▸ Records shown
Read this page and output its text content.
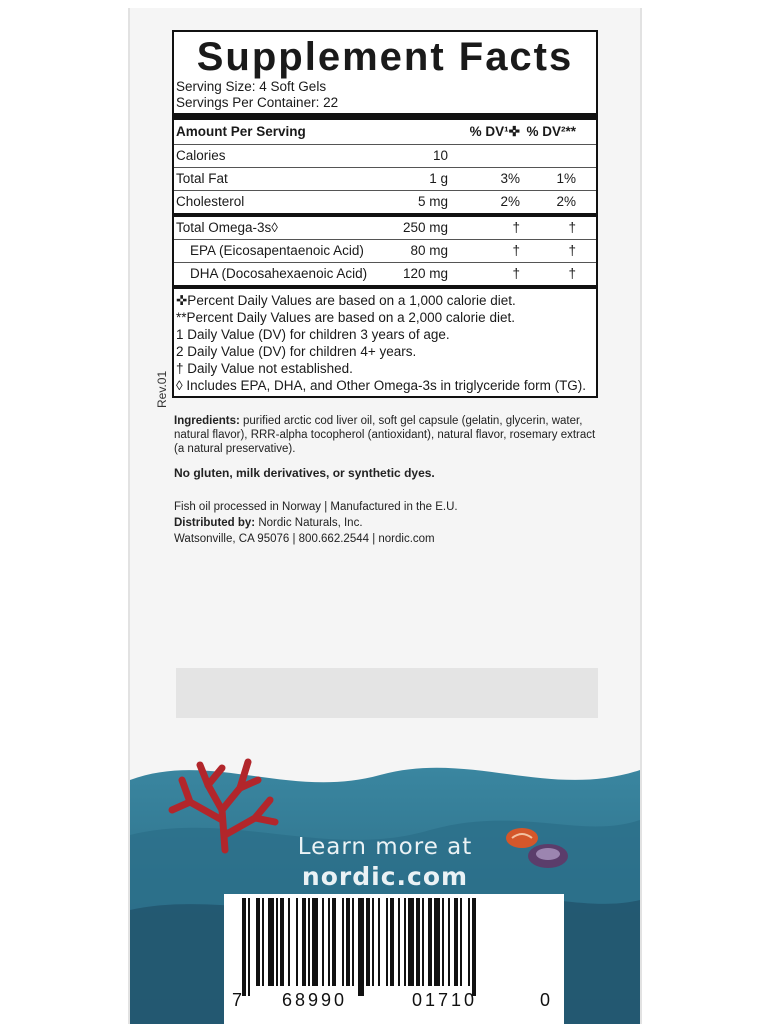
Supplement Facts
Serving Size: 4 Soft Gels
Servings Per Container: 22
Amount Per Serving	% DV¹✜ % DV²**
Calories	10
Total Fat	1 g	3%	1%
Cholesterol	5 mg	2%	2%
Total Omega-3s◊	250 mg	†	†
EPA (Eicosapentaenoic Acid)	80 mg	†	†
DHA (Docosahexaenoic Acid)	120 mg	†	†
✜Percent Daily Values are based on a 1,000 calorie diet.
**Percent Daily Values are based on a 2,000 calorie diet.
1 Daily Value (DV) for children 3 years of age.
2 Daily Value (DV) for children 4+ years.
† Daily Value not established.
◊ Includes EPA, DHA, and Other Omega-3s in triglyceride form (TG).
Rev.01
Ingredients: purified arctic cod liver oil, soft gel capsule (gelatin, glycerin, water, natural flavor), RRR-alpha tocopherol (antioxidant), natural flavor, rosemary extract (a natural preservative).
No gluten, milk derivatives, or synthetic dyes.
Fish oil processed in Norway | Manufactured in the E.U.
Distributed by: Nordic Naturals, Inc.
Watsonville, CA 95076 | 800.662.2544 | nordic.com
Learn more at
nordic.com
7 68990	01710	0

▸ Instructions for the task
The required output is the number of lines containing the word "years", and nothing besides.

▸ Worked answer
2